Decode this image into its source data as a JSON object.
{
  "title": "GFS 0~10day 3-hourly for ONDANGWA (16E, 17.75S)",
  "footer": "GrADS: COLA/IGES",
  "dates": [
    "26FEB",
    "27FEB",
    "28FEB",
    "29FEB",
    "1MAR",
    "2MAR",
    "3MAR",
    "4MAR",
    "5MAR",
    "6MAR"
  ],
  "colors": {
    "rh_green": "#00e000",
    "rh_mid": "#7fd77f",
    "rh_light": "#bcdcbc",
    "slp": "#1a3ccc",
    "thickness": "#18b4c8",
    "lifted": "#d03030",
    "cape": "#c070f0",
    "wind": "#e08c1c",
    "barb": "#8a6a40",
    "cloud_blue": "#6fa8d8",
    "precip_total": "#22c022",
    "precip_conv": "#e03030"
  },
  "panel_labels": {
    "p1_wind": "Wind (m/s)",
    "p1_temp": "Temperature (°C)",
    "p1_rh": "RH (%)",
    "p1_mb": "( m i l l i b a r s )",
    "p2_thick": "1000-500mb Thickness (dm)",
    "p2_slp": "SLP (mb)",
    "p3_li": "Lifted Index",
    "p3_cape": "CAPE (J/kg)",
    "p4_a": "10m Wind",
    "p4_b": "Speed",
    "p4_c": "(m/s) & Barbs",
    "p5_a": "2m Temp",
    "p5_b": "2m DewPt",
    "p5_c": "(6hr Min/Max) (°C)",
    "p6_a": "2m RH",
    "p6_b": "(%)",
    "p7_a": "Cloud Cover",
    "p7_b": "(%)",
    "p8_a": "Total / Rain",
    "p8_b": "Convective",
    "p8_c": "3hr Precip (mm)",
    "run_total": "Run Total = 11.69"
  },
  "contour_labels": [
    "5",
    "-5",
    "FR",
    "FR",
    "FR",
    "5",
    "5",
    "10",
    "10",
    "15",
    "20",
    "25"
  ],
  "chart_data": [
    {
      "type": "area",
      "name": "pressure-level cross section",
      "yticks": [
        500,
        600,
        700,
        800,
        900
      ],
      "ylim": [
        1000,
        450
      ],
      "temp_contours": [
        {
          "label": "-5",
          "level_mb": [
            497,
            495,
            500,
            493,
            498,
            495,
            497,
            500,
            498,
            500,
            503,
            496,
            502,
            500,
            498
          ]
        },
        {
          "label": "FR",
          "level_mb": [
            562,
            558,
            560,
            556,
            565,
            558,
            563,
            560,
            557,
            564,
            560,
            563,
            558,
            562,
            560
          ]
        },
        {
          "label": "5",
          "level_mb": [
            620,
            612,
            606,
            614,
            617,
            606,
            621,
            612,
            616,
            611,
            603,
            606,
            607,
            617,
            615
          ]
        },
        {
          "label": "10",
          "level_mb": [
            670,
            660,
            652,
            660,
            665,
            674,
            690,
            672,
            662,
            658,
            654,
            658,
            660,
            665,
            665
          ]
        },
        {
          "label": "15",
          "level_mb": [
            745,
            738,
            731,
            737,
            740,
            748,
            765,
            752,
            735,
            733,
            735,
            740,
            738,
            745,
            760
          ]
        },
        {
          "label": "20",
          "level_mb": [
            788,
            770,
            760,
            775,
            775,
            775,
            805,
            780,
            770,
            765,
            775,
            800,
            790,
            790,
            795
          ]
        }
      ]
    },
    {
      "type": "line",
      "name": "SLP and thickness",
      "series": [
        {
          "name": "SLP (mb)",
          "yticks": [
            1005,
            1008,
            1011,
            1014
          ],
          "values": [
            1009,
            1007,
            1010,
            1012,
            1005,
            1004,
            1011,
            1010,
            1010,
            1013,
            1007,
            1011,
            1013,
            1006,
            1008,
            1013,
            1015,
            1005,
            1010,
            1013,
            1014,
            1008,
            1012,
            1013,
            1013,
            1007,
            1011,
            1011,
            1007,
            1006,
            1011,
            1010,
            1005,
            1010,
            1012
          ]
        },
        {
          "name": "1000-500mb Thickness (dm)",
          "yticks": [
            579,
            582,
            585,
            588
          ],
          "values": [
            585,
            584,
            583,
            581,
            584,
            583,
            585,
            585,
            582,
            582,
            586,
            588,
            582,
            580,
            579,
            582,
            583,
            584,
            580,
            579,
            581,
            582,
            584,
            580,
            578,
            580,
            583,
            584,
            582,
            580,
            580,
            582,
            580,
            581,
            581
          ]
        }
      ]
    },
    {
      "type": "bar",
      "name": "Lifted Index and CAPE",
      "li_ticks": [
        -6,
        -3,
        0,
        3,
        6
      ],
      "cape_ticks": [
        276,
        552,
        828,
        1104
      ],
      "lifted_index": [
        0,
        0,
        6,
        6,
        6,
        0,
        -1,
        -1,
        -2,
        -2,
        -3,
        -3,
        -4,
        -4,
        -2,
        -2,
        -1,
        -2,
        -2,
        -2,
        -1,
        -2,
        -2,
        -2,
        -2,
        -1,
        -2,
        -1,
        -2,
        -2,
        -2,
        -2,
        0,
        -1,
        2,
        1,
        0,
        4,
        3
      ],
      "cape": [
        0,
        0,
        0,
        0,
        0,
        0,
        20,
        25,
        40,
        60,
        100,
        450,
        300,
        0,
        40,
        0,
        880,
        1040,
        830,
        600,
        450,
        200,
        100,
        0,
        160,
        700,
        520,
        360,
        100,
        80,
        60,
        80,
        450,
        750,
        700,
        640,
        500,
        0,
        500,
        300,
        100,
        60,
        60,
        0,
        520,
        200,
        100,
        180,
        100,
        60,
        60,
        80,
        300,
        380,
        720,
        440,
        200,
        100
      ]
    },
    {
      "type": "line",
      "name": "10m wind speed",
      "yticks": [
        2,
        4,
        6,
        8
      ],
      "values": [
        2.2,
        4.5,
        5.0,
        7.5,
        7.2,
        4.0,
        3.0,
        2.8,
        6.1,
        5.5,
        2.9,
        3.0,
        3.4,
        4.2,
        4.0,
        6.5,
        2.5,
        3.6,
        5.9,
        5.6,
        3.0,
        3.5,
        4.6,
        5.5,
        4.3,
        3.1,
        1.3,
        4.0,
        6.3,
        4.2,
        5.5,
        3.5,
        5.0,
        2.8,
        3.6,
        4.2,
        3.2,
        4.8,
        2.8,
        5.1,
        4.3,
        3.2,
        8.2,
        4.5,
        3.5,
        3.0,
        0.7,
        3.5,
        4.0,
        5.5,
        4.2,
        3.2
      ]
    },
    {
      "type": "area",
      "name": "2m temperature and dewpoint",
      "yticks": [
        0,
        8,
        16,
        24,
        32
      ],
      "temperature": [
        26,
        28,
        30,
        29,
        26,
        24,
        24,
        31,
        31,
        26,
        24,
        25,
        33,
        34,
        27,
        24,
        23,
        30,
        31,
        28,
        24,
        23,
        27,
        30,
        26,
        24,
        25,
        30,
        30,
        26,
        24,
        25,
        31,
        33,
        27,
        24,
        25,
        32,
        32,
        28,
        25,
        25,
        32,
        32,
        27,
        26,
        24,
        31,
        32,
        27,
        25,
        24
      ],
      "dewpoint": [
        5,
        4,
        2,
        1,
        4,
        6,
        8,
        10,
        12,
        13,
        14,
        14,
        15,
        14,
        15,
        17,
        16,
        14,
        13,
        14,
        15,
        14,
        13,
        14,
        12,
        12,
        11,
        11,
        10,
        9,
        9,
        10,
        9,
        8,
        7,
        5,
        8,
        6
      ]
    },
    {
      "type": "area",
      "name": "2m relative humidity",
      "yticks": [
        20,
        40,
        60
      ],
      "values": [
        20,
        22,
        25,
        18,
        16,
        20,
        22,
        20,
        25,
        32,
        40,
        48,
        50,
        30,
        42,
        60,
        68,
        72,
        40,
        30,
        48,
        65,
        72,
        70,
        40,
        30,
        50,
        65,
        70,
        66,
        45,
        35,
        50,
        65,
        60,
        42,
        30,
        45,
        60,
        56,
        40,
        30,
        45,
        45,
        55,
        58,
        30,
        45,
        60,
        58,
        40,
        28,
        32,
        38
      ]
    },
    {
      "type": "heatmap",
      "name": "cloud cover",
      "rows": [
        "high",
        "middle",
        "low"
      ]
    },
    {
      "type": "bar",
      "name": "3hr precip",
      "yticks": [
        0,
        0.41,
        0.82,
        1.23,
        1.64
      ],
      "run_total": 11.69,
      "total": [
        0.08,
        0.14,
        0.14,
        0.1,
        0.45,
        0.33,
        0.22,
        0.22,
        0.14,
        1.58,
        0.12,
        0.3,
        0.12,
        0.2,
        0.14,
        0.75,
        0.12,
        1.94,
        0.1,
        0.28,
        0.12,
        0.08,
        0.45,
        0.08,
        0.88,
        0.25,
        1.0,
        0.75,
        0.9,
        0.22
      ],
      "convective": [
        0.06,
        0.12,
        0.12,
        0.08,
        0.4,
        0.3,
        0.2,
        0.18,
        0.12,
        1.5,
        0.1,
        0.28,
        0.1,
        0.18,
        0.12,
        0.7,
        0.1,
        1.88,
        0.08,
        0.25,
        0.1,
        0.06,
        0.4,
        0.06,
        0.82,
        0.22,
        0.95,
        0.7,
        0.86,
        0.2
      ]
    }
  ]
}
==
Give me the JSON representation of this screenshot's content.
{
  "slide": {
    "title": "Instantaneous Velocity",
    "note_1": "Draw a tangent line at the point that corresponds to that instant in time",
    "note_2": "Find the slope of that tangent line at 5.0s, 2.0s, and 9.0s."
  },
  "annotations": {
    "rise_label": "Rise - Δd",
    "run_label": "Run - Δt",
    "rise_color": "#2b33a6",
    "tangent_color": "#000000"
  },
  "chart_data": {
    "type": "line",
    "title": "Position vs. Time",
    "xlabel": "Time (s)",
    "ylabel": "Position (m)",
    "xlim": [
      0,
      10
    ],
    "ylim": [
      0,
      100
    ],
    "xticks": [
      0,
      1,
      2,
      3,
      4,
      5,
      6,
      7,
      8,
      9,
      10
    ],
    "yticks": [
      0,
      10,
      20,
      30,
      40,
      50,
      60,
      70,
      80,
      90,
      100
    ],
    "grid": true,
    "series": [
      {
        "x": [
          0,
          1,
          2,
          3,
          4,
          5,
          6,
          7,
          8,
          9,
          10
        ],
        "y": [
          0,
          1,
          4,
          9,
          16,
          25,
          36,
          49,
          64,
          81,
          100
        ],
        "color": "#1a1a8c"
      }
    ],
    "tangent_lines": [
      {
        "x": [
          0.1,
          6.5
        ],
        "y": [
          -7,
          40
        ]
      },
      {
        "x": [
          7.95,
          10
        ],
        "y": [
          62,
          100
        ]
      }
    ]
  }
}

(PROBLEM DESCRIPTION): Of the lines in the listing above, how many hold the string "this"? Reply with the number only.

(COMPLETED EXERCISE): 2